SET TASK
Reproduce each line exactly. Skip none.

(Records from a dataset)
-=-=-=-=-
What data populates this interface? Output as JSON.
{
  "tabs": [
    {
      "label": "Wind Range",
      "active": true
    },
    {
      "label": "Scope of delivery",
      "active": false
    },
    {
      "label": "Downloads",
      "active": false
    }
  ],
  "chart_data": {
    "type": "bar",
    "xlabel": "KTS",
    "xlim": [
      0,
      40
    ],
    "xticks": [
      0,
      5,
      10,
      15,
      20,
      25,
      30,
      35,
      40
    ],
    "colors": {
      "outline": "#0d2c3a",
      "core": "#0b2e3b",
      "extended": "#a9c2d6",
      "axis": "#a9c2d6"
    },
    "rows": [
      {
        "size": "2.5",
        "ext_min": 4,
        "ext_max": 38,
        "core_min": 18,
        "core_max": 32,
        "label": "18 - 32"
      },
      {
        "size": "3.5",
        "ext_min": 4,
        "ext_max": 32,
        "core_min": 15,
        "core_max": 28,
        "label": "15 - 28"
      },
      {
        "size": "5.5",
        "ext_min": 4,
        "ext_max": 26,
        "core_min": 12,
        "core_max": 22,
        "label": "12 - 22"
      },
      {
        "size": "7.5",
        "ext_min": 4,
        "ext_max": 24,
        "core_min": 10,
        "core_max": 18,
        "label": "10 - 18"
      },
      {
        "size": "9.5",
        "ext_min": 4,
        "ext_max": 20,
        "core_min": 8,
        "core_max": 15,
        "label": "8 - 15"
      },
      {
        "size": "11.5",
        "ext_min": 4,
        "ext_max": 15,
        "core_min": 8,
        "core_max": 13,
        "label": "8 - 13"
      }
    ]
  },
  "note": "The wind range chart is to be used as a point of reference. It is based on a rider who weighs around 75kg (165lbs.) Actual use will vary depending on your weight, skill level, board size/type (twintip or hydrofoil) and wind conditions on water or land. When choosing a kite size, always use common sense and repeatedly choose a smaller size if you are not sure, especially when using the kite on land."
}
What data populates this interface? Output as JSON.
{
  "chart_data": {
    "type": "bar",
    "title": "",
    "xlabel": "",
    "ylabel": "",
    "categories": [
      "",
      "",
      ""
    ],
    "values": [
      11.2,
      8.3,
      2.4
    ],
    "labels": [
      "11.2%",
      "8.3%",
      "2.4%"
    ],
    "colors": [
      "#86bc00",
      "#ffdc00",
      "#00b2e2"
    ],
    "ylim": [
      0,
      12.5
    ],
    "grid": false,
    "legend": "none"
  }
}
-=-=-=-=-
COMPLETE OUTPUT
What data populates this interface? Output as JSON.
{
  "tabs": [
    {
      "label": "Wind Range",
      "active": true
    },
    {
      "label": "Scope of delivery",
      "active": false
    },
    {
      "label": "Downloads",
      "active": false
    }
  ],
  "chart_data": {
    "type": "bar",
    "xlabel": "KTS",
    "xlim": [
      0,
      40
    ],
    "xticks": [
      0,
      5,
      10,
      15,
      20,
      25,
      30,
      35,
      40
    ],
    "colors": {
      "outline": "#0d2c3a",
      "core": "#0b2e3b",
      "extended": "#a9c2d6",
      "axis": "#a9c2d6"
    },
    "rows": [
      {
        "size": "2.5",
        "ext_min": 4,
        "ext_max": 38,
        "core_min": 18,
        "core_max": 32,
        "label": "18 - 32"
      },
      {
        "size": "3.5",
        "ext_min": 4,
        "ext_max": 32,
        "core_min": 15,
        "core_max": 28,
        "label": "15 - 28"
      },
      {
        "size": "5.5",
        "ext_min": 4,
        "ext_max": 26,
        "core_min": 12,
        "core_max": 22,
        "label": "12 - 22"
      },
      {
        "size": "7.5",
        "ext_min": 4,
        "ext_max": 24,
        "core_min": 10,
        "core_max": 18,
        "label": "10 - 18"
      },
      {
        "size": "9.5",
        "ext_min": 4,
        "ext_max": 20,
        "core_min": 8,
        "core_max": 15,
        "label": "8 - 15"
      },
      {
        "size": "11.5",
        "ext_min": 4,
        "ext_max": 15,
        "core_min": 8,
        "core_max": 13,
        "label": "8 - 13"
      }
    ]
  },
  "note": "The wind range chart is to be used as a point of reference. It is based on a rider who weighs around 75kg (165lbs.) Actual use will vary depending on your weight, skill level, board size/type (twintip or hydrofoil) and wind conditions on water or land. When choosing a kite size, always use common sense and repeatedly choose a smaller size if you are not sure, especially when using the kite on land."
}
What data populates this interface? Output as JSON.
{
  "chart_data": {
    "type": "bar",
    "title": "",
    "xlabel": "",
    "ylabel": "",
    "categories": [
      "",
      "",
      ""
    ],
    "values": [
      11.2,
      8.3,
      2.4
    ],
    "labels": [
      "11.2%",
      "8.3%",
      "2.4%"
    ],
    "colors": [
      "#86bc00",
      "#ffdc00",
      "#00b2e2"
    ],
    "ylim": [
      0,
      12.5
    ],
    "grid": false,
    "legend": "none"
  }
}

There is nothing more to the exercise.